● Work to complete
Each line of the material below that holds the word "minimum" needs to be copied.

● Task data
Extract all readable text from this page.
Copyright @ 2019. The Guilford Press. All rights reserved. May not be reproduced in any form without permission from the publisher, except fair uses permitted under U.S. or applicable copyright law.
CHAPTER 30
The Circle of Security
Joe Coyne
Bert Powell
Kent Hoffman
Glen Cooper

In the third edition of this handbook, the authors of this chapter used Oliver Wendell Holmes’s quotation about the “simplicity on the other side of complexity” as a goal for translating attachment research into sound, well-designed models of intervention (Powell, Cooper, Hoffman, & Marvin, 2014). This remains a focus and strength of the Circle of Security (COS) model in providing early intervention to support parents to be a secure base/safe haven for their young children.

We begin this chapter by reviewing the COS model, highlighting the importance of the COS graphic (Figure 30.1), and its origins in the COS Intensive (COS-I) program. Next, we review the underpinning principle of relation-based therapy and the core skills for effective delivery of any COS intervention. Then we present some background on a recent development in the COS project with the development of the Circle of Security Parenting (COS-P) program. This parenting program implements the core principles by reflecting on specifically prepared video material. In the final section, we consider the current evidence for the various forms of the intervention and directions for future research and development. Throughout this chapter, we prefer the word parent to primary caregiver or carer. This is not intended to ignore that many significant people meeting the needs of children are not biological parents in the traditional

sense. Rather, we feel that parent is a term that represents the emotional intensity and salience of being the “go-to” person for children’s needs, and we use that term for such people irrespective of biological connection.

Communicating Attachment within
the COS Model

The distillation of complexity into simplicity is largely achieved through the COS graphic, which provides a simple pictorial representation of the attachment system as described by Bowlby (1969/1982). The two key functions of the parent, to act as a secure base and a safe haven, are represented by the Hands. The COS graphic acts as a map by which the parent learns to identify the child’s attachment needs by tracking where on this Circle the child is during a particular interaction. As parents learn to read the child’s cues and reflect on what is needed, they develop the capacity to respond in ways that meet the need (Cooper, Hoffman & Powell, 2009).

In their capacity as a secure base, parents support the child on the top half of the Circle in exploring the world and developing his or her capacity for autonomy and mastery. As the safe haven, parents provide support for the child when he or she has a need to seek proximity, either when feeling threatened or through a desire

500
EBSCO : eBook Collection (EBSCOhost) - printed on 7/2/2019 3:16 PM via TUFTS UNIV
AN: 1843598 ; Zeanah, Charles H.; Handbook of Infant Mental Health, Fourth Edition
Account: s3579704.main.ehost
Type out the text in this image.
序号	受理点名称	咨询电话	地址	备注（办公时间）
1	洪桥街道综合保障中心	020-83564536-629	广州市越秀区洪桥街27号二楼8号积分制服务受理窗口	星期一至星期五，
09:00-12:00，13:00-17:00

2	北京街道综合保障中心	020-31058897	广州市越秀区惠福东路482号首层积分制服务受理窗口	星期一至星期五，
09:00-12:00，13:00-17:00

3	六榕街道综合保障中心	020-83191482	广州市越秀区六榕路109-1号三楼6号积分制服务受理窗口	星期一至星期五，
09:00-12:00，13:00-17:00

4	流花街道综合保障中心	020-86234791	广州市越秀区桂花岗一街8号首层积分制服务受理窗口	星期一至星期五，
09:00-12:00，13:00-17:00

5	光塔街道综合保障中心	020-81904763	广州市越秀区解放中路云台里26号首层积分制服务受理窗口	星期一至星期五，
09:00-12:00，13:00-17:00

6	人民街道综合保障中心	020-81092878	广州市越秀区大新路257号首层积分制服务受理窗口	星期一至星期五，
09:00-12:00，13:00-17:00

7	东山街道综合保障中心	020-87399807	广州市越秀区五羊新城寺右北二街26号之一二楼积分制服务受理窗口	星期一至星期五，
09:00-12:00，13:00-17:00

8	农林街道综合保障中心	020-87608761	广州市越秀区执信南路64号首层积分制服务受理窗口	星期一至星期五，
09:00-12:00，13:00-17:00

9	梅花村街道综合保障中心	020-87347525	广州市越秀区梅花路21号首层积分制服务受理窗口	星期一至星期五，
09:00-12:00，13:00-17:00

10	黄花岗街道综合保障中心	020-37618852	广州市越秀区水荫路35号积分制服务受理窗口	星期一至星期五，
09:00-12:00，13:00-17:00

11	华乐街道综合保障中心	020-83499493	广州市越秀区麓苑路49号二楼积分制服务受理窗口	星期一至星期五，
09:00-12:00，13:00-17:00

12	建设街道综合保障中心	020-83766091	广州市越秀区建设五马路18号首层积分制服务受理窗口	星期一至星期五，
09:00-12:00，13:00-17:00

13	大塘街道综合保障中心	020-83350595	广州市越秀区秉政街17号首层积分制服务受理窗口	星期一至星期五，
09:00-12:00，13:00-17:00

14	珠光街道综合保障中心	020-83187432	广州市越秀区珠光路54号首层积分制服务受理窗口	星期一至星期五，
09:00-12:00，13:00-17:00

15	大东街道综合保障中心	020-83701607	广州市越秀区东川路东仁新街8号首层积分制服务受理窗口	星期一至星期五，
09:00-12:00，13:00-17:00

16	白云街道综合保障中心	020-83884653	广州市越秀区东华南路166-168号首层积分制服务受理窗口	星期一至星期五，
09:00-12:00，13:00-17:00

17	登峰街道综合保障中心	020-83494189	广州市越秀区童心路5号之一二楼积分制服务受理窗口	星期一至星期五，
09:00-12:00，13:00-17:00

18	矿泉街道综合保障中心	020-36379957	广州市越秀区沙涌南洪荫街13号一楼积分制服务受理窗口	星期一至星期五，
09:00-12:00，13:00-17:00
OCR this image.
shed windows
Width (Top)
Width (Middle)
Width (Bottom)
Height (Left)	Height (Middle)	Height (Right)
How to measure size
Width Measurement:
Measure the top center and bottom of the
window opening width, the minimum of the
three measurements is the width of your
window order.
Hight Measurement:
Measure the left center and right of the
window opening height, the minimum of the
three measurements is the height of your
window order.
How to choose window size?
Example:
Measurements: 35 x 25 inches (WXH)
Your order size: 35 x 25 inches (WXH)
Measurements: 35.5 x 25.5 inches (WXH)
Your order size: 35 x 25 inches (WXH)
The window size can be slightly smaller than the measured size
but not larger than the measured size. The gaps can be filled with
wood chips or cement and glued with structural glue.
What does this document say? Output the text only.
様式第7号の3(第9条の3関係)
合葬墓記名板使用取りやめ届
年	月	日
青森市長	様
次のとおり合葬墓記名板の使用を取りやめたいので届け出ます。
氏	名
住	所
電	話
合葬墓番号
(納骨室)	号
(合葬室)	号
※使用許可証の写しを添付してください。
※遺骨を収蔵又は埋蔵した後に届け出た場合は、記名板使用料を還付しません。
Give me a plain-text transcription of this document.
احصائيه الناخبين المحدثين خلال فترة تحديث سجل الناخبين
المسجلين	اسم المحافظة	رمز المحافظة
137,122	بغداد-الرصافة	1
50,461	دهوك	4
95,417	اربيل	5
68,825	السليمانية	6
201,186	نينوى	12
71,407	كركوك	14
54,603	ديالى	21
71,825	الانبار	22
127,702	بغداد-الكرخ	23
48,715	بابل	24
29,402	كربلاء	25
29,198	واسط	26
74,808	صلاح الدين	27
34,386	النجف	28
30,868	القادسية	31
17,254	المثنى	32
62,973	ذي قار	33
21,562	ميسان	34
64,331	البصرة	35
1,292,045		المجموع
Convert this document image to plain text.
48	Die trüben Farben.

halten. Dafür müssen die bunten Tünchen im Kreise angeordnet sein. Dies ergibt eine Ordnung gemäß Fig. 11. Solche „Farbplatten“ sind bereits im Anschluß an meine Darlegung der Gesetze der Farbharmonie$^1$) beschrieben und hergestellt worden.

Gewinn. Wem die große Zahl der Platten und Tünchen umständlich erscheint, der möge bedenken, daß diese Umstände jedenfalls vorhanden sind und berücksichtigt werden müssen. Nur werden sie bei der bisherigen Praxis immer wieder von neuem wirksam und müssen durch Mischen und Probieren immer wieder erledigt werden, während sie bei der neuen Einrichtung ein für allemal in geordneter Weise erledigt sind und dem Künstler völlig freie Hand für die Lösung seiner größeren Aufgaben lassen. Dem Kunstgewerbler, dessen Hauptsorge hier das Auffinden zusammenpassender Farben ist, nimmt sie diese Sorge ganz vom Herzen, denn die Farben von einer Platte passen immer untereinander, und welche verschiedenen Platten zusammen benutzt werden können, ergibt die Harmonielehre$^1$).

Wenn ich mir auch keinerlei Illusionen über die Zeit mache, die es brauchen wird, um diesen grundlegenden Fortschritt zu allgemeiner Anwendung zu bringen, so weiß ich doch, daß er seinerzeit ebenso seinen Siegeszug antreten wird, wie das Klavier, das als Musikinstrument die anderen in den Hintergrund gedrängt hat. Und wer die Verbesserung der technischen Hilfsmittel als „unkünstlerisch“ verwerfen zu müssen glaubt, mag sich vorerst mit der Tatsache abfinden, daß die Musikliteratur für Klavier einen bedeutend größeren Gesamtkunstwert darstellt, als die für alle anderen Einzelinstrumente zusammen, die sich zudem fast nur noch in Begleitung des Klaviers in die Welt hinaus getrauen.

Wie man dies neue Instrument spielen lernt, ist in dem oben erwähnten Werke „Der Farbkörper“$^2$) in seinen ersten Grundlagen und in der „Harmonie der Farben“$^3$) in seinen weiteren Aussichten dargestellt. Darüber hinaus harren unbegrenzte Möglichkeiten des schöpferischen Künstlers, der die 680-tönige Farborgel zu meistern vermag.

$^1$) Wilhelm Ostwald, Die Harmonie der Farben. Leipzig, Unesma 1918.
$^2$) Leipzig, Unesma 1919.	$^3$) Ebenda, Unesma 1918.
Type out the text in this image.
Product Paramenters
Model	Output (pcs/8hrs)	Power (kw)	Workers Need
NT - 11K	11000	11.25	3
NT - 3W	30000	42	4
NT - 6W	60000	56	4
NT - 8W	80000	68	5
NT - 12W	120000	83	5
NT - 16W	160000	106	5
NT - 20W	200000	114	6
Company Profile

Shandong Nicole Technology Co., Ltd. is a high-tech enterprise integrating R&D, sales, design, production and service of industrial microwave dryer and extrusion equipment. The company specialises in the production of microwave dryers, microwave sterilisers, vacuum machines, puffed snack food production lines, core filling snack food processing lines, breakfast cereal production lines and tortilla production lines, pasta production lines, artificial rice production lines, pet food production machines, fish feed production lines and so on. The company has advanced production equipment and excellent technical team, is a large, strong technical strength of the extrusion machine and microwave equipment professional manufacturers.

● Task solution
window opening width, the minimum of the
window opening height, the minimum of the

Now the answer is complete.